— BEGIN —

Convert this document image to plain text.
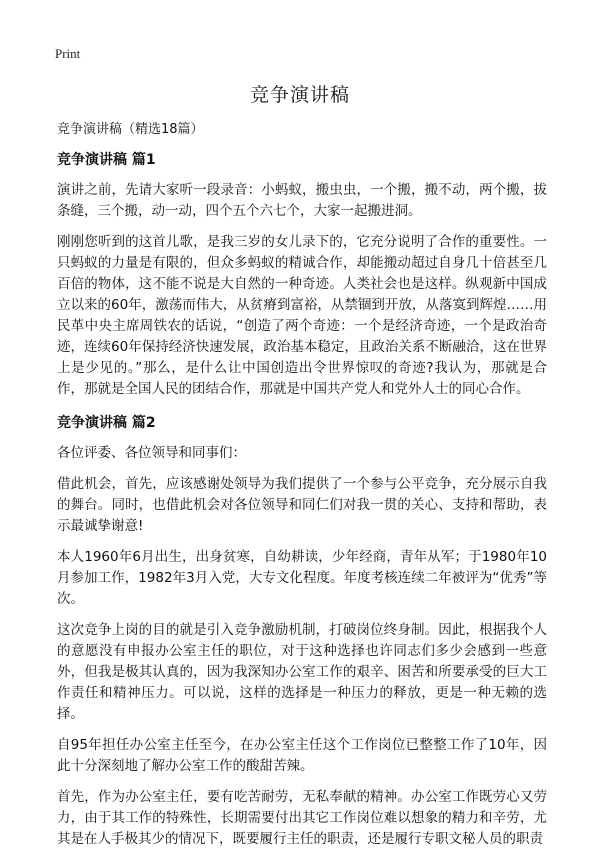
Print
竞争演讲稿

竞争演讲稿（精选18篇）

竞争演讲稿 篇1

演讲之前，先请大家听一段录音：小蚂蚁，搬虫虫，一个搬，搬不动，两个搬，拔条缝，三个搬，动一动，四个五个六七个，大家一起搬进洞。

刚刚您听到的这首儿歌，是我三岁的女儿录下的，它充分说明了合作的重要性。一只蚂蚁的力量是有限的，但众多蚂蚁的精诚合作，却能搬动超过自身几十倍甚至几百倍的物体，这不能不说是大自然的一种奇迹。人类社会也是这样。纵观新中国成立以来的60年，激荡而伟大，从贫瘠到富裕，从禁锢到开放，从落寞到辉煌……用民革中央主席周铁农的话说，“创造了两个奇迹：一个是经济奇迹，一个是政治奇迹，连续60年保持经济快速发展，政治基本稳定，且政治关系不断融洽，这在世界上是少见的。”那么，是什么让中国创造出令世界惊叹的奇迹?我认为，那就是合作，那就是全国人民的团结合作，那就是中国共产党人和党外人士的同心合作。

竞争演讲稿 篇2

各位评委、各位领导和同事们：

借此机会，首先，应该感谢处领导为我们提供了一个参与公平竞争，充分展示自我的舞台。同时，也借此机会对各位领导和同仁们对我一贯的关心、支持和帮助，表示最诚挚谢意!

本人1960年6月出生，出身贫寒，自幼耕读，少年经商，青年从军；于1980年10月参加工作，1982年3月入党，大专文化程度。年度考核连续二年被评为“优秀”等次。

这次竞争上岗的目的就是引入竞争激励机制，打破岗位终身制。因此，根据我个人的意愿没有申报办公室主任的职位，对于这种选择也许同志们多少会感到一些意外，但我是极其认真的，因为我深知办公室工作的艰辛、困苦和所要承受的巨大工作责任和精神压力。可以说，这样的选择是一种压力的释放，更是一种无赖的选择。

自95年担任办公室主任至今，在办公室主任这个工作岗位已整整工作了10年，因此十分深刻地了解办公室工作的酸甜苦辣。

首先，作为办公室主任，要有吃苦耐劳，无私奉献的精神。办公室工作既劳心又劳力，由于其工作的特殊性，长期需要付出其它工作岗位难以想象的精力和辛劳，尤其是在人手极其少的情况下，既要履行主任的职责，还是履行专职文秘人员的职责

— END —

= Problem to work on =
Repeat each record exactly as shown above, dropping all images.

= Solution to the problem =
Convert this document image to plain text.
Print
竞争演讲稿

竞争演讲稿（精选18篇）

竞争演讲稿 篇1

演讲之前，先请大家听一段录音：小蚂蚁，搬虫虫，一个搬，搬不动，两个搬，拔条缝，三个搬，动一动，四个五个六七个，大家一起搬进洞。

刚刚您听到的这首儿歌，是我三岁的女儿录下的，它充分说明了合作的重要性。一只蚂蚁的力量是有限的，但众多蚂蚁的精诚合作，却能搬动超过自身几十倍甚至几百倍的物体，这不能不说是大自然的一种奇迹。人类社会也是这样。纵观新中国成立以来的60年，激荡而伟大，从贫瘠到富裕，从禁锢到开放，从落寞到辉煌……用民革中央主席周铁农的话说，“创造了两个奇迹：一个是经济奇迹，一个是政治奇迹，连续60年保持经济快速发展，政治基本稳定，且政治关系不断融洽，这在世界上是少见的。”那么，是什么让中国创造出令世界惊叹的奇迹?我认为，那就是合作，那就是全国人民的团结合作，那就是中国共产党人和党外人士的同心合作。

竞争演讲稿 篇2

各位评委、各位领导和同事们：

借此机会，首先，应该感谢处领导为我们提供了一个参与公平竞争，充分展示自我的舞台。同时，也借此机会对各位领导和同仁们对我一贯的关心、支持和帮助，表示最诚挚谢意!

本人1960年6月出生，出身贫寒，自幼耕读，少年经商，青年从军；于1980年10月参加工作，1982年3月入党，大专文化程度。年度考核连续二年被评为“优秀”等次。

这次竞争上岗的目的就是引入竞争激励机制，打破岗位终身制。因此，根据我个人的意愿没有申报办公室主任的职位，对于这种选择也许同志们多少会感到一些意外，但我是极其认真的，因为我深知办公室工作的艰辛、困苦和所要承受的巨大工作责任和精神压力。可以说，这样的选择是一种压力的释放，更是一种无赖的选择。

自95年担任办公室主任至今，在办公室主任这个工作岗位已整整工作了10年，因此十分深刻地了解办公室工作的酸甜苦辣。

首先，作为办公室主任，要有吃苦耐劳，无私奉献的精神。办公室工作既劳心又劳力，由于其工作的特殊性，长期需要付出其它工作岗位难以想象的精力和辛劳，尤其是在人手极其少的情况下，既要履行主任的职责，还是履行专职文秘人员的职责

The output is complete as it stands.